>> start Entries provided

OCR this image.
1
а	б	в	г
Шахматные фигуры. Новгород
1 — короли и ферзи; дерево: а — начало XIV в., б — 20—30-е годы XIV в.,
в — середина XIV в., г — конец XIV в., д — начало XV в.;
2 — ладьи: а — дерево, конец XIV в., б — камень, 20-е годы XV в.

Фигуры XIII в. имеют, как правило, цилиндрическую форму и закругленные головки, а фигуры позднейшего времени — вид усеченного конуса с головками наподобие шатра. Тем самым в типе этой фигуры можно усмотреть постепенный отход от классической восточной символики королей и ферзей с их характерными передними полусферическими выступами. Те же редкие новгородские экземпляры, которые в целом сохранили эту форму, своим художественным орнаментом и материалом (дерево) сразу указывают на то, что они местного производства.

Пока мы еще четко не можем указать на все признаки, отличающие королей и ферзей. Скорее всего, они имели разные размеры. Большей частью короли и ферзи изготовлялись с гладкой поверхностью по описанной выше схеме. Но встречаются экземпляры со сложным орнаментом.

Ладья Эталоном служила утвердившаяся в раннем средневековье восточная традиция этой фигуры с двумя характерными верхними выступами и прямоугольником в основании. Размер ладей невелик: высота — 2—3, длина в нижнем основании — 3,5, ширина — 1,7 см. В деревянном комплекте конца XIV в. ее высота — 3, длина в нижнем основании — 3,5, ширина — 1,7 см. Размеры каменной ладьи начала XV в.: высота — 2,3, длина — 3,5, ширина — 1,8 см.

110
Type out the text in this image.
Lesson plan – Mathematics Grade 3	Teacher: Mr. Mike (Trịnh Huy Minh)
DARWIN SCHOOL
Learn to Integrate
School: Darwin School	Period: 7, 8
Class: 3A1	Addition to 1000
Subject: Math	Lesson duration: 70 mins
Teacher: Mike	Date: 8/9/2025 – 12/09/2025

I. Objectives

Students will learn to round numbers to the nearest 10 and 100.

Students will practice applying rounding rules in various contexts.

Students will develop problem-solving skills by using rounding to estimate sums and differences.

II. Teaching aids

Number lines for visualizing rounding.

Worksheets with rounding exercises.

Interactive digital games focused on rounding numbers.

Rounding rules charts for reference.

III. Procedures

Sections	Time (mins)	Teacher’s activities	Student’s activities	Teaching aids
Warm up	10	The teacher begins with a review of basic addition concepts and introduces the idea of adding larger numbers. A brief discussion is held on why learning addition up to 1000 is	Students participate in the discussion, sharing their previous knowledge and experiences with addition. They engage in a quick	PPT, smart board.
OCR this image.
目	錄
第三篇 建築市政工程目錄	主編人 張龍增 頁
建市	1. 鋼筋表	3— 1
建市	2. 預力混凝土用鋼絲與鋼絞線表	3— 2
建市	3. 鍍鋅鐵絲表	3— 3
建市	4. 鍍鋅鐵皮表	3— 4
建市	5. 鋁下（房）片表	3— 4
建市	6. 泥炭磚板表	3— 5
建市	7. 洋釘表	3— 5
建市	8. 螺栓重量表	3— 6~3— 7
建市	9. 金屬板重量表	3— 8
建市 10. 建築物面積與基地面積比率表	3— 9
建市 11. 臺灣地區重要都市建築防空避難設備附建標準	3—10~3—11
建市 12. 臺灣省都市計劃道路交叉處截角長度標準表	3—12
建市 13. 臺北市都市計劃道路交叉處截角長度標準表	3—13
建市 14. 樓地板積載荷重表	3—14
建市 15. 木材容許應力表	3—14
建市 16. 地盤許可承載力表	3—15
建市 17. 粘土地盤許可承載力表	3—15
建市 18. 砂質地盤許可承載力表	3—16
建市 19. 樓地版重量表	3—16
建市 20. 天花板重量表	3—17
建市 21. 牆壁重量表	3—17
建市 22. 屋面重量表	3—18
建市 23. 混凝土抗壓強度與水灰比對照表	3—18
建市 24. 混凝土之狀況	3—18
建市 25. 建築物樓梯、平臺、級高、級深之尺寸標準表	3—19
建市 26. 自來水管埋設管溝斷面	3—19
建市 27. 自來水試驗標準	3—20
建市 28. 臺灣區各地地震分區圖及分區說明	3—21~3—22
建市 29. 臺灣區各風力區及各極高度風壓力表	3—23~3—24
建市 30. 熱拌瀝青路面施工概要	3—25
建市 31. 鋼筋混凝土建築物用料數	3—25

>> end Entries provided

**The task**
Extract the listing in its entirety and repeat it exactly.

**Solution to this problem**
OCR this image.
1
а	б	в	г
Шахматные фигуры. Новгород
1 — короли и ферзи; дерево: а — начало XIV в., б — 20—30-е годы XIV в.,
в — середина XIV в., г — конец XIV в., д — начало XV в.;
2 — ладьи: а — дерево, конец XIV в., б — камень, 20-е годы XV в.

Фигуры XIII в. имеют, как правило, цилиндрическую форму и закругленные головки, а фигуры позднейшего времени — вид усеченного конуса с головками наподобие шатра. Тем самым в типе этой фигуры можно усмотреть постепенный отход от классической восточной символики королей и ферзей с их характерными передними полусферическими выступами. Те же редкие новгородские экземпляры, которые в целом сохранили эту форму, своим художественным орнаментом и материалом (дерево) сразу указывают на то, что они местного производства.

Пока мы еще четко не можем указать на все признаки, отличающие королей и ферзей. Скорее всего, они имели разные размеры. Большей частью короли и ферзи изготовлялись с гладкой поверхностью по описанной выше схеме. Но встречаются экземпляры со сложным орнаментом.

Ладья Эталоном служила утвердившаяся в раннем средневековье восточная традиция этой фигуры с двумя характерными верхними выступами и прямоугольником в основании. Размер ладей невелик: высота — 2—3, длина в нижнем основании — 3,5, ширина — 1,7 см. В деревянном комплекте конца XIV в. ее высота — 3, длина в нижнем основании — 3,5, ширина — 1,7 см. Размеры каменной ладьи начала XV в.: высота — 2,3, длина — 3,5, ширина — 1,8 см.

110
Type out the text in this image.
Lesson plan – Mathematics Grade 3	Teacher: Mr. Mike (Trịnh Huy Minh)
DARWIN SCHOOL
Learn to Integrate
School: Darwin School	Period: 7, 8
Class: 3A1	Addition to 1000
Subject: Math	Lesson duration: 70 mins
Teacher: Mike	Date: 8/9/2025 – 12/09/2025

I. Objectives

Students will learn to round numbers to the nearest 10 and 100.

Students will practice applying rounding rules in various contexts.

Students will develop problem-solving skills by using rounding to estimate sums and differences.

II. Teaching aids

Number lines for visualizing rounding.

Worksheets with rounding exercises.

Interactive digital games focused on rounding numbers.

Rounding rules charts for reference.

III. Procedures

Sections	Time (mins)	Teacher’s activities	Student’s activities	Teaching aids
Warm up	10	The teacher begins with a review of basic addition concepts and introduces the idea of adding larger numbers. A brief discussion is held on why learning addition up to 1000 is	Students participate in the discussion, sharing their previous knowledge and experiences with addition. They engage in a quick	PPT, smart board.
OCR this image.
目	錄
第三篇 建築市政工程目錄	主編人 張龍增 頁
建市	1. 鋼筋表	3— 1
建市	2. 預力混凝土用鋼絲與鋼絞線表	3— 2
建市	3. 鍍鋅鐵絲表	3— 3
建市	4. 鍍鋅鐵皮表	3— 4
建市	5. 鋁下（房）片表	3— 4
建市	6. 泥炭磚板表	3— 5
建市	7. 洋釘表	3— 5
建市	8. 螺栓重量表	3— 6~3— 7
建市	9. 金屬板重量表	3— 8
建市 10. 建築物面積與基地面積比率表	3— 9
建市 11. 臺灣地區重要都市建築防空避難設備附建標準	3—10~3—11
建市 12. 臺灣省都市計劃道路交叉處截角長度標準表	3—12
建市 13. 臺北市都市計劃道路交叉處截角長度標準表	3—13
建市 14. 樓地板積載荷重表	3—14
建市 15. 木材容許應力表	3—14
建市 16. 地盤許可承載力表	3—15
建市 17. 粘土地盤許可承載力表	3—15
建市 18. 砂質地盤許可承載力表	3—16
建市 19. 樓地版重量表	3—16
建市 20. 天花板重量表	3—17
建市 21. 牆壁重量表	3—17
建市 22. 屋面重量表	3—18
建市 23. 混凝土抗壓強度與水灰比對照表	3—18
建市 24. 混凝土之狀況	3—18
建市 25. 建築物樓梯、平臺、級高、級深之尺寸標準表	3—19
建市 26. 自來水管埋設管溝斷面	3—19
建市 27. 自來水試驗標準	3—20
建市 28. 臺灣區各地地震分區圖及分區說明	3—21~3—22
建市 29. 臺灣區各風力區及各極高度風壓力表	3—23~3—24
建市 30. 熱拌瀝青路面施工概要	3—25
建市 31. 鋼筋混凝土建築物用料數	3—25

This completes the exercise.